> _Record list_:
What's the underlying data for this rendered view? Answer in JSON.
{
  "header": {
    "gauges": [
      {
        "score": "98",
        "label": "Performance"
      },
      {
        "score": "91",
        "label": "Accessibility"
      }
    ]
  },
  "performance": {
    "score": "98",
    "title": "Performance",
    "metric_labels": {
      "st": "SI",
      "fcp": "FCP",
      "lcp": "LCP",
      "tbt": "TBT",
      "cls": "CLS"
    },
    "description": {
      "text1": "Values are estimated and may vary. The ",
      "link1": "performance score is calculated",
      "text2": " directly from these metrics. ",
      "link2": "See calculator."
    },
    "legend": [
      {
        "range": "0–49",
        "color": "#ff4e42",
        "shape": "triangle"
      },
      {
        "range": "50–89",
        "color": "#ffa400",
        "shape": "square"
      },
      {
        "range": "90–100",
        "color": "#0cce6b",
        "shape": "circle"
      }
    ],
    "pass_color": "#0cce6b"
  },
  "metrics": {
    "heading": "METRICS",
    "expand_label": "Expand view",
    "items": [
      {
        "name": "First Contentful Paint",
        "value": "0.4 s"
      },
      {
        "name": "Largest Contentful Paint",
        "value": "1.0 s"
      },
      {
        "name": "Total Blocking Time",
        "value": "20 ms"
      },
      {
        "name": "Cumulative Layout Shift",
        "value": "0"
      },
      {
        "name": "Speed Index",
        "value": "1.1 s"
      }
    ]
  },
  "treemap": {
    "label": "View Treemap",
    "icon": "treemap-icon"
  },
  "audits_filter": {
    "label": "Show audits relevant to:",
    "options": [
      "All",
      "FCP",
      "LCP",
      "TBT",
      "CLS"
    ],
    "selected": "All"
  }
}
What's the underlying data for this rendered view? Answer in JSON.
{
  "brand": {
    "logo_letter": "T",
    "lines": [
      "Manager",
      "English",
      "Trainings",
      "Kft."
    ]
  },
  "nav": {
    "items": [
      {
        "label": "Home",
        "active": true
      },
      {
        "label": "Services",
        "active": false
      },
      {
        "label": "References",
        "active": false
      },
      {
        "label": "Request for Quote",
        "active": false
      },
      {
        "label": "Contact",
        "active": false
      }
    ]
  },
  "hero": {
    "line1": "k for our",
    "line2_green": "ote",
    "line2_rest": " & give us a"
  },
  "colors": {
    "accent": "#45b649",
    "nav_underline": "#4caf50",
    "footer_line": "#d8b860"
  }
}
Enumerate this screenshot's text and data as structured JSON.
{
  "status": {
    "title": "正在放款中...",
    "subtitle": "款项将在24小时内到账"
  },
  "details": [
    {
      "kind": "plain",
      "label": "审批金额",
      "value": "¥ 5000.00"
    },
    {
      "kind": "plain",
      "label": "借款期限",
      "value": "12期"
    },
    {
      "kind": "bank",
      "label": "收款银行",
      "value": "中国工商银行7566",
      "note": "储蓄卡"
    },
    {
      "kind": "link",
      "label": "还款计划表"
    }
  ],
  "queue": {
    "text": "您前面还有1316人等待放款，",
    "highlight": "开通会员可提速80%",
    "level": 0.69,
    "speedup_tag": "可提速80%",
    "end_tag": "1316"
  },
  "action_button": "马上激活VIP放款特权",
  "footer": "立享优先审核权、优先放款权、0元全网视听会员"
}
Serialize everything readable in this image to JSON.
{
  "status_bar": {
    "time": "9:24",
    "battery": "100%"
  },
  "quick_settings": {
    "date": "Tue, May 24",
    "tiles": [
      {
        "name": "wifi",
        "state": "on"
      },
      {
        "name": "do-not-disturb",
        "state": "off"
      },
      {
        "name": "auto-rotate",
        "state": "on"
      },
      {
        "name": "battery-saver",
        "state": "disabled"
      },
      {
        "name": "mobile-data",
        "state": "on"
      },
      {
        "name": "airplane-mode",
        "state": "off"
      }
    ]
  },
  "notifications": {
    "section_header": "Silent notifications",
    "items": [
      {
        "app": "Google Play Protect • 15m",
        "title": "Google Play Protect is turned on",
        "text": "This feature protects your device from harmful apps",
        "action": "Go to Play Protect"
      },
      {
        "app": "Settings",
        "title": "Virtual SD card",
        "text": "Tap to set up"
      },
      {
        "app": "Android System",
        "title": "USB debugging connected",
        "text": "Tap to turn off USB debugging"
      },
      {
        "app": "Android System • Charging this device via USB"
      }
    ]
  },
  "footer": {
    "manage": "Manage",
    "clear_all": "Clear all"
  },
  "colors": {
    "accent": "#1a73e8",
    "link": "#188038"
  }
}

> _Exercise prompt_:
Copy out each line exactly.

> _Completed exercise_:
What's the underlying data for this rendered view? Answer in JSON.
{
  "header": {
    "gauges": [
      {
        "score": "98",
        "label": "Performance"
      },
      {
        "score": "91",
        "label": "Accessibility"
      }
    ]
  },
  "performance": {
    "score": "98",
    "title": "Performance",
    "metric_labels": {
      "st": "SI",
      "fcp": "FCP",
      "lcp": "LCP",
      "tbt": "TBT",
      "cls": "CLS"
    },
    "description": {
      "text1": "Values are estimated and may vary. The ",
      "link1": "performance score is calculated",
      "text2": " directly from these metrics. ",
      "link2": "See calculator."
    },
    "legend": [
      {
        "range": "0–49",
        "color": "#ff4e42",
        "shape": "triangle"
      },
      {
        "range": "50–89",
        "color": "#ffa400",
        "shape": "square"
      },
      {
        "range": "90–100",
        "color": "#0cce6b",
        "shape": "circle"
      }
    ],
    "pass_color": "#0cce6b"
  },
  "metrics": {
    "heading": "METRICS",
    "expand_label": "Expand view",
    "items": [
      {
        "name": "First Contentful Paint",
        "value": "0.4 s"
      },
      {
        "name": "Largest Contentful Paint",
        "value": "1.0 s"
      },
      {
        "name": "Total Blocking Time",
        "value": "20 ms"
      },
      {
        "name": "Cumulative Layout Shift",
        "value": "0"
      },
      {
        "name": "Speed Index",
        "value": "1.1 s"
      }
    ]
  },
  "treemap": {
    "label": "View Treemap",
    "icon": "treemap-icon"
  },
  "audits_filter": {
    "label": "Show audits relevant to:",
    "options": [
      "All",
      "FCP",
      "LCP",
      "TBT",
      "CLS"
    ],
    "selected": "All"
  }
}
What's the underlying data for this rendered view? Answer in JSON.
{
  "brand": {
    "logo_letter": "T",
    "lines": [
      "Manager",
      "English",
      "Trainings",
      "Kft."
    ]
  },
  "nav": {
    "items": [
      {
        "label": "Home",
        "active": true
      },
      {
        "label": "Services",
        "active": false
      },
      {
        "label": "References",
        "active": false
      },
      {
        "label": "Request for Quote",
        "active": false
      },
      {
        "label": "Contact",
        "active": false
      }
    ]
  },
  "hero": {
    "line1": "k for our",
    "line2_green": "ote",
    "line2_rest": " & give us a"
  },
  "colors": {
    "accent": "#45b649",
    "nav_underline": "#4caf50",
    "footer_line": "#d8b860"
  }
}
Enumerate this screenshot's text and data as structured JSON.
{
  "status": {
    "title": "正在放款中...",
    "subtitle": "款项将在24小时内到账"
  },
  "details": [
    {
      "kind": "plain",
      "label": "审批金额",
      "value": "¥ 5000.00"
    },
    {
      "kind": "plain",
      "label": "借款期限",
      "value": "12期"
    },
    {
      "kind": "bank",
      "label": "收款银行",
      "value": "中国工商银行7566",
      "note": "储蓄卡"
    },
    {
      "kind": "link",
      "label": "还款计划表"
    }
  ],
  "queue": {
    "text": "您前面还有1316人等待放款，",
    "highlight": "开通会员可提速80%",
    "level": 0.69,
    "speedup_tag": "可提速80%",
    "end_tag": "1316"
  },
  "action_button": "马上激活VIP放款特权",
  "footer": "立享优先审核权、优先放款权、0元全网视听会员"
}
Serialize everything readable in this image to JSON.
{
  "status_bar": {
    "time": "9:24",
    "battery": "100%"
  },
  "quick_settings": {
    "date": "Tue, May 24",
    "tiles": [
      {
        "name": "wifi",
        "state": "on"
      },
      {
        "name": "do-not-disturb",
        "state": "off"
      },
      {
        "name": "auto-rotate",
        "state": "on"
      },
      {
        "name": "battery-saver",
        "state": "disabled"
      },
      {
        "name": "mobile-data",
        "state": "on"
      },
      {
        "name": "airplane-mode",
        "state": "off"
      }
    ]
  },
  "notifications": {
    "section_header": "Silent notifications",
    "items": [
      {
        "app": "Google Play Protect • 15m",
        "title": "Google Play Protect is turned on",
        "text": "This feature protects your device from harmful apps",
        "action": "Go to Play Protect"
      },
      {
        "app": "Settings",
        "title": "Virtual SD card",
        "text": "Tap to set up"
      },
      {
        "app": "Android System",
        "title": "USB debugging connected",
        "text": "Tap to turn off USB debugging"
      },
      {
        "app": "Android System • Charging this device via USB"
      }
    ]
  },
  "footer": {
    "manage": "Manage",
    "clear_all": "Clear all"
  },
  "colors": {
    "accent": "#1a73e8",
    "link": "#188038"
  }
}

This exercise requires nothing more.